■ Extracted material
◆ ◆ ◆ ◆
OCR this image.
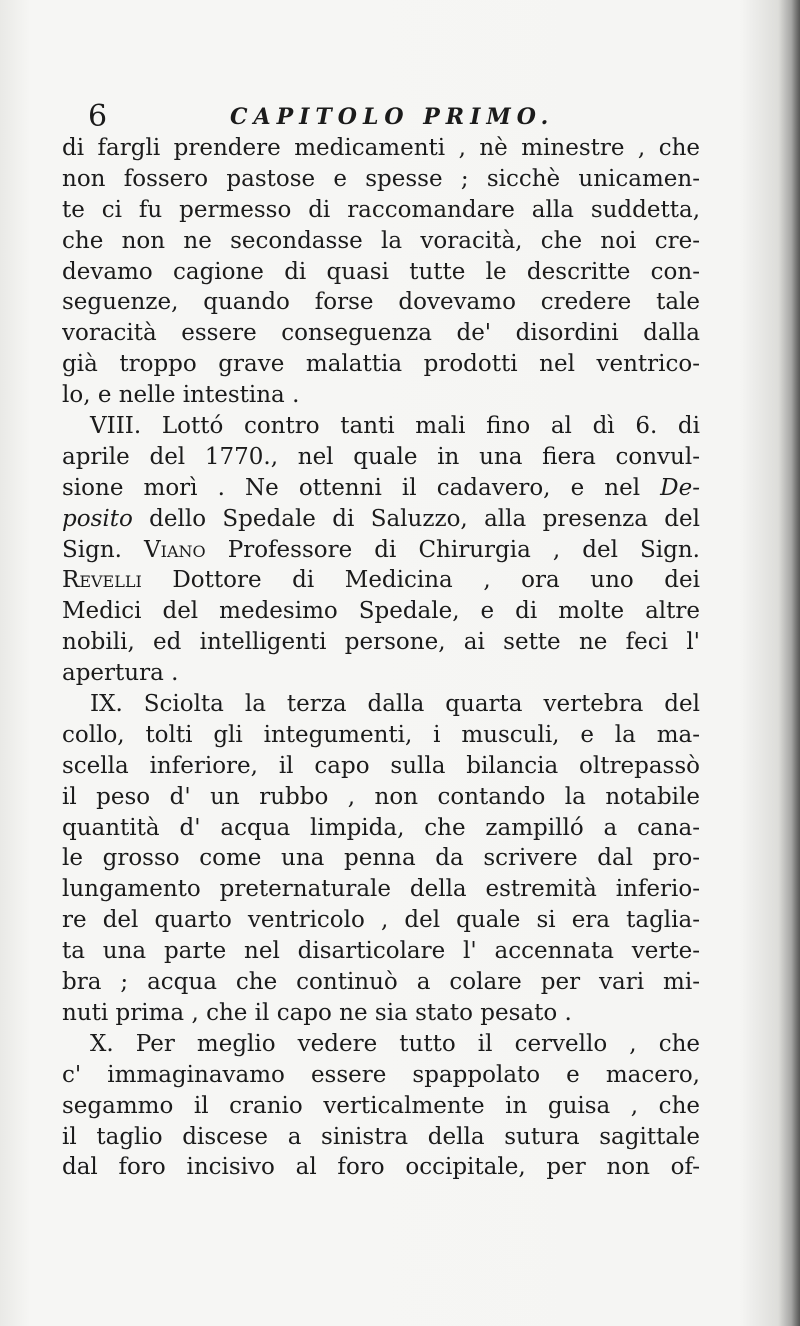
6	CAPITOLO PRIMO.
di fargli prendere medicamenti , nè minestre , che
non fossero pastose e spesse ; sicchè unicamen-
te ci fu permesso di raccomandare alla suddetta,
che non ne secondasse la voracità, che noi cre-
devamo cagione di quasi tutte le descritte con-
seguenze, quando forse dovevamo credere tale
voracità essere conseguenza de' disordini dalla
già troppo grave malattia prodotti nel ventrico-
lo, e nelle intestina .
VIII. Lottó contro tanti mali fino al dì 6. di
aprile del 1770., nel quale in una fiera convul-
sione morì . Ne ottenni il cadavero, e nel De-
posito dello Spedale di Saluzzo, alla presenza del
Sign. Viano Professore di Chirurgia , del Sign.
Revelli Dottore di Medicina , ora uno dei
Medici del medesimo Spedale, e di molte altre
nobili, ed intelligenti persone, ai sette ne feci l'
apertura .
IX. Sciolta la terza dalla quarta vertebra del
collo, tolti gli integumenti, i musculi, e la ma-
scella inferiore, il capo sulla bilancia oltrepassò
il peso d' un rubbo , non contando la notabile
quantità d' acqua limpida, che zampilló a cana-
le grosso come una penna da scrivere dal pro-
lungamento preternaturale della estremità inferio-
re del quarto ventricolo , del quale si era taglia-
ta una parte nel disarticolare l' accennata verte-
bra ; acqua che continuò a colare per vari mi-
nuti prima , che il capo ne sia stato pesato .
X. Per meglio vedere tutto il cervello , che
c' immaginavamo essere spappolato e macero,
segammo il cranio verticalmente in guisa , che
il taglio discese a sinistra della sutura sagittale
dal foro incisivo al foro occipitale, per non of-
◆ ◆ ◆ ◆
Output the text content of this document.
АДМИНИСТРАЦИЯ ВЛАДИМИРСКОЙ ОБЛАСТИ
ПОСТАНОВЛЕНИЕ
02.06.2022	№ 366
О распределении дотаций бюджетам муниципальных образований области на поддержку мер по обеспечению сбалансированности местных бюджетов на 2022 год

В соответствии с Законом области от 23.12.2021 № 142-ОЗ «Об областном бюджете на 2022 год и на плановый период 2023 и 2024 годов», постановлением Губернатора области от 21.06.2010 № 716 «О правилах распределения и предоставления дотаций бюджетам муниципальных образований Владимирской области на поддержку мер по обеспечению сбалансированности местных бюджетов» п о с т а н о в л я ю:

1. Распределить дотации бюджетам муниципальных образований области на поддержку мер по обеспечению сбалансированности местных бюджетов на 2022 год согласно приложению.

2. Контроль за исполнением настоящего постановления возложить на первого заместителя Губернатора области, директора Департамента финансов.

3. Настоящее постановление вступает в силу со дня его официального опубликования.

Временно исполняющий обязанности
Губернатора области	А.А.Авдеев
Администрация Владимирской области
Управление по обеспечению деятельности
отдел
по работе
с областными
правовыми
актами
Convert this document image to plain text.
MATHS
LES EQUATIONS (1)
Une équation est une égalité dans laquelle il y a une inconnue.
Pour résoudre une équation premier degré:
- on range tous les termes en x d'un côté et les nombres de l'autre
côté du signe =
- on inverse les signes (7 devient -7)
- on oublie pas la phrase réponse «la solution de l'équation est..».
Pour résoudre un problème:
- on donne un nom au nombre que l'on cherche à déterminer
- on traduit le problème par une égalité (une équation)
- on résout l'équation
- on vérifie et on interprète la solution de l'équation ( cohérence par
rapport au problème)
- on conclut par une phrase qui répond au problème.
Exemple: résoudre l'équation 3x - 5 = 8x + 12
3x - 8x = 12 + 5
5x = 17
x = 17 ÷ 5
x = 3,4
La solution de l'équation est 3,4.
◆ ◆ ◆ ◆
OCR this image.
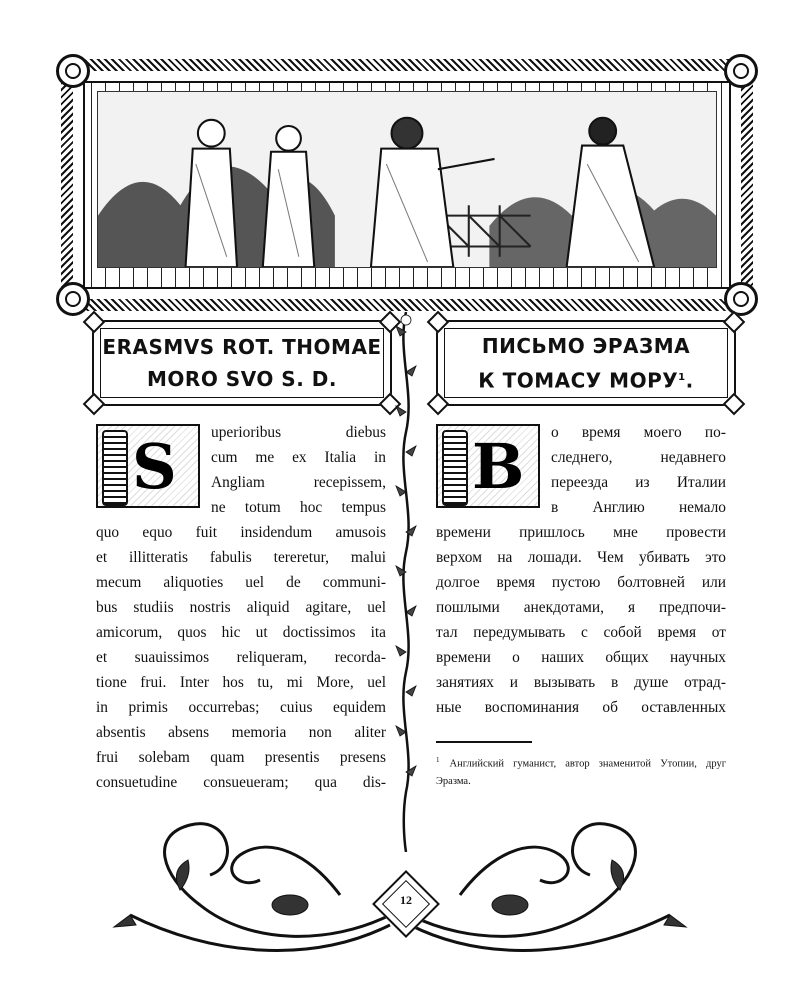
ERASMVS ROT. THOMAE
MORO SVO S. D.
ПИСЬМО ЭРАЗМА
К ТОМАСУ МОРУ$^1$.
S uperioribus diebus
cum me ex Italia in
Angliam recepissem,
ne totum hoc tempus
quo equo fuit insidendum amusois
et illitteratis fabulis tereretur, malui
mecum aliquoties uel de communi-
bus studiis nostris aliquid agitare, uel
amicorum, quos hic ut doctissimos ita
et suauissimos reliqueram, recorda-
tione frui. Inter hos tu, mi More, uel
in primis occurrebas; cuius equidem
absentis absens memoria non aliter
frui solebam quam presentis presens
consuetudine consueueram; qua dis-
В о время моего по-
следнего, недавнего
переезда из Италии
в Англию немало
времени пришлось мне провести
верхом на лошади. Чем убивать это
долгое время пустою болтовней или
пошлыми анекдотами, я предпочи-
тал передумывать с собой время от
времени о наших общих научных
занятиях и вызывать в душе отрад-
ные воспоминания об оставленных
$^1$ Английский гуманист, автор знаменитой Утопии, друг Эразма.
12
◆ ◆ ◆ ◆
Gather up the lines containing the word "solution" from these records and copy them.

- on oublie pas la phrase réponse «la solution de l'équation est..».
- on vérifie et on interprète la solution de l'équation ( cohérence par
La solution de l'équation est 3,4.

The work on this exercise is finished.